» **MATERIAL SHOWN**:
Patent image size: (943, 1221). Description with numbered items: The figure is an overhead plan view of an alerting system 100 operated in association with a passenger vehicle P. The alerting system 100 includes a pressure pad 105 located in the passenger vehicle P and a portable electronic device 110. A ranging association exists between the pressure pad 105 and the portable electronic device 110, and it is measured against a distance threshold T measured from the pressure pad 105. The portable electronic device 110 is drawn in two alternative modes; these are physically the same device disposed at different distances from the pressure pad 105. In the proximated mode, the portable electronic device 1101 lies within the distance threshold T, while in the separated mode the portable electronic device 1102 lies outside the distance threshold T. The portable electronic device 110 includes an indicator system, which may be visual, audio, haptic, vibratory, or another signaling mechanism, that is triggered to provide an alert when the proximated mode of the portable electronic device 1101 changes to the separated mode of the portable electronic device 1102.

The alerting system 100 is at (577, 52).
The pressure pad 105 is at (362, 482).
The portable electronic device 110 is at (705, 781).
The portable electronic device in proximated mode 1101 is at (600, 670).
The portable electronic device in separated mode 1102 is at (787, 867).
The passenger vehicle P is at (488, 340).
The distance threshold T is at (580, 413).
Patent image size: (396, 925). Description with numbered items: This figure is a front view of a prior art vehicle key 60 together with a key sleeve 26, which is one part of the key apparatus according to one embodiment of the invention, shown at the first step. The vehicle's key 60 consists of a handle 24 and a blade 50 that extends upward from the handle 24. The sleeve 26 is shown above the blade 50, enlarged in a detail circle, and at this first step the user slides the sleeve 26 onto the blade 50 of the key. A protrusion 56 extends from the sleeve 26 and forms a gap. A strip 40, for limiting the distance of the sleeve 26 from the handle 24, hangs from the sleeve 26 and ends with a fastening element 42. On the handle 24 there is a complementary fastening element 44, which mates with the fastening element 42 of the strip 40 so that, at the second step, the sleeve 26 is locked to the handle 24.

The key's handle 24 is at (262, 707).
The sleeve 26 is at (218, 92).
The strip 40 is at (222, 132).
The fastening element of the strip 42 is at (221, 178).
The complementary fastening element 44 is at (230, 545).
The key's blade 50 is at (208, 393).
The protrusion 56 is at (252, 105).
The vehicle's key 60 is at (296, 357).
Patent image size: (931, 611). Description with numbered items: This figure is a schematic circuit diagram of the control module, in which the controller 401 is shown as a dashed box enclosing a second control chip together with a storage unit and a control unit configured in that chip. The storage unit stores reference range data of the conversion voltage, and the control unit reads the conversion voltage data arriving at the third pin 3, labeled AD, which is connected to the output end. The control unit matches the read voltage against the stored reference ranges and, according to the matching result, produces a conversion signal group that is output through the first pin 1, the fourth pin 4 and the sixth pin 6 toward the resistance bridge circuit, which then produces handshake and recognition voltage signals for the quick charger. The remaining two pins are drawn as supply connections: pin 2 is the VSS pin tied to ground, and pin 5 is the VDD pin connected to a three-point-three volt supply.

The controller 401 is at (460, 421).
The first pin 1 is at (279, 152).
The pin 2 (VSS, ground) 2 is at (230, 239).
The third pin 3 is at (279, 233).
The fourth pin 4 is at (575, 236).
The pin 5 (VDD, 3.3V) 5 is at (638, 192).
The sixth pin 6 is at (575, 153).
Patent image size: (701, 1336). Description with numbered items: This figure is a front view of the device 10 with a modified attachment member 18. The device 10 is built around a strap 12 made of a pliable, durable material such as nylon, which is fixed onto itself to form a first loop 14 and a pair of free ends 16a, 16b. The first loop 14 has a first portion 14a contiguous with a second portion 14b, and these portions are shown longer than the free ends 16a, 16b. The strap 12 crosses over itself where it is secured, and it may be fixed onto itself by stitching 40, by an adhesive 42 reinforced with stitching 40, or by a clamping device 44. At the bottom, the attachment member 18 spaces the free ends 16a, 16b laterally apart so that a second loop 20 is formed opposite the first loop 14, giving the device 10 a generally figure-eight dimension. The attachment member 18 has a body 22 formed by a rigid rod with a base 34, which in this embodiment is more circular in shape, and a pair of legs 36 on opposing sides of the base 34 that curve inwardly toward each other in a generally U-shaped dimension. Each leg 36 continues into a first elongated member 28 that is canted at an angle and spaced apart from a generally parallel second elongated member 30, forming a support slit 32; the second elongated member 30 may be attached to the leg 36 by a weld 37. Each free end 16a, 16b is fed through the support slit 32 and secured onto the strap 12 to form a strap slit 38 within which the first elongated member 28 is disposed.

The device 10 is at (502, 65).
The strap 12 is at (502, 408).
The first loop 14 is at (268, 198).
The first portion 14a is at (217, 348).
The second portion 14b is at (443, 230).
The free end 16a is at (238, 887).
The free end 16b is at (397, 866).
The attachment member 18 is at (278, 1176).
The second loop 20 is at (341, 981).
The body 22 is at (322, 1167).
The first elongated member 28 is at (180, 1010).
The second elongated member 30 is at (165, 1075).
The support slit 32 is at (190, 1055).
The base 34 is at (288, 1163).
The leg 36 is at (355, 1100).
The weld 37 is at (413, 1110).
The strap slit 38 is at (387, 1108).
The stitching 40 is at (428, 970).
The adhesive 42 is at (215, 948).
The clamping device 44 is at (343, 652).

» **PROBLEM**: Copy every line of the entries above word for word, in the same order and with the same spacing.

» **ANSWER TO THE TASK**:
Patent image size: (943, 1221). Description with numbered items: The figure is an overhead plan view of an alerting system 100 operated in association with a passenger vehicle P. The alerting system 100 includes a pressure pad 105 located in the passenger vehicle P and a portable electronic device 110. A ranging association exists between the pressure pad 105 and the portable electronic device 110, and it is measured against a distance threshold T measured from the pressure pad 105. The portable electronic device 110 is drawn in two alternative modes; these are physically the same device disposed at different distances from the pressure pad 105. In the proximated mode, the portable electronic device 1101 lies within the distance threshold T, while in the separated mode the portable electronic device 1102 lies outside the distance threshold T. The portable electronic device 110 includes an indicator system, which may be visual, audio, haptic, vibratory, or another signaling mechanism, that is triggered to provide an alert when the proximated mode of the portable electronic device 1101 changes to the separated mode of the portable electronic device 1102.

The alerting system 100 is at (577, 52).
The pressure pad 105 is at (362, 482).
The portable electronic device 110 is at (705, 781).
The portable electronic device in proximated mode 1101 is at (600, 670).
The portable electronic device in separated mode 1102 is at (787, 867).
The passenger vehicle P is at (488, 340).
The distance threshold T is at (580, 413).
Patent image size: (396, 925). Description with numbered items: This figure is a front view of a prior art vehicle key 60 together with a key sleeve 26, which is one part of the key apparatus according to one embodiment of the invention, shown at the first step. The vehicle's key 60 consists of a handle 24 and a blade 50 that extends upward from the handle 24. The sleeve 26 is shown above the blade 50, enlarged in a detail circle, and at this first step the user slides the sleeve 26 onto the blade 50 of the key. A protrusion 56 extends from the sleeve 26 and forms a gap. A strip 40, for limiting the distance of the sleeve 26 from the handle 24, hangs from the sleeve 26 and ends with a fastening element 42. On the handle 24 there is a complementary fastening element 44, which mates with the fastening element 42 of the strip 40 so that, at the second step, the sleeve 26 is locked to the handle 24.

The key's handle 24 is at (262, 707).
The sleeve 26 is at (218, 92).
The strip 40 is at (222, 132).
The fastening element of the strip 42 is at (221, 178).
The complementary fastening element 44 is at (230, 545).
The key's blade 50 is at (208, 393).
The protrusion 56 is at (252, 105).
The vehicle's key 60 is at (296, 357).
Patent image size: (931, 611). Description with numbered items: This figure is a schematic circuit diagram of the control module, in which the controller 401 is shown as a dashed box enclosing a second control chip together with a storage unit and a control unit configured in that chip. The storage unit stores reference range data of the conversion voltage, and the control unit reads the conversion voltage data arriving at the third pin 3, labeled AD, which is connected to the output end. The control unit matches the read voltage against the stored reference ranges and, according to the matching result, produces a conversion signal group that is output through the first pin 1, the fourth pin 4 and the sixth pin 6 toward the resistance bridge circuit, which then produces handshake and recognition voltage signals for the quick charger. The remaining two pins are drawn as supply connections: pin 2 is the VSS pin tied to ground, and pin 5 is the VDD pin connected to a three-point-three volt supply.

The controller 401 is at (460, 421).
The first pin 1 is at (279, 152).
The pin 2 (VSS, ground) 2 is at (230, 239).
The third pin 3 is at (279, 233).
The fourth pin 4 is at (575, 236).
The pin 5 (VDD, 3.3V) 5 is at (638, 192).
The sixth pin 6 is at (575, 153).
Patent image size: (701, 1336). Description with numbered items: This figure is a front view of the device 10 with a modified attachment member 18. The device 10 is built around a strap 12 made of a pliable, durable material such as nylon, which is fixed onto itself to form a first loop 14 and a pair of free ends 16a, 16b. The first loop 14 has a first portion 14a contiguous with a second portion 14b, and these portions are shown longer than the free ends 16a, 16b. The strap 12 crosses over itself where it is secured, and it may be fixed onto itself by stitching 40, by an adhesive 42 reinforced with stitching 40, or by a clamping device 44. At the bottom, the attachment member 18 spaces the free ends 16a, 16b laterally apart so that a second loop 20 is formed opposite the first loop 14, giving the device 10 a generally figure-eight dimension. The attachment member 18 has a body 22 formed by a rigid rod with a base 34, which in this embodiment is more circular in shape, and a pair of legs 36 on opposing sides of the base 34 that curve inwardly toward each other in a generally U-shaped dimension. Each leg 36 continues into a first elongated member 28 that is canted at an angle and spaced apart from a generally parallel second elongated member 30, forming a support slit 32; the second elongated member 30 may be attached to the leg 36 by a weld 37. Each free end 16a, 16b is fed through the support slit 32 and secured onto the strap 12 to form a strap slit 38 within which the first elongated member 28 is disposed.

The device 10 is at (502, 65).
The strap 12 is at (502, 408).
The first loop 14 is at (268, 198).
The first portion 14a is at (217, 348).
The second portion 14b is at (443, 230).
The free end 16a is at (238, 887).
The free end 16b is at (397, 866).
The attachment member 18 is at (278, 1176).
The second loop 20 is at (341, 981).
The body 22 is at (322, 1167).
The first elongated member 28 is at (180, 1010).
The second elongated member 30 is at (165, 1075).
The support slit 32 is at (190, 1055).
The base 34 is at (288, 1163).
The leg 36 is at (355, 1100).
The weld 37 is at (413, 1110).
The strap slit 38 is at (387, 1108).
The stitching 40 is at (428, 970).
The adhesive 42 is at (215, 948).
The clamping device 44 is at (343, 652).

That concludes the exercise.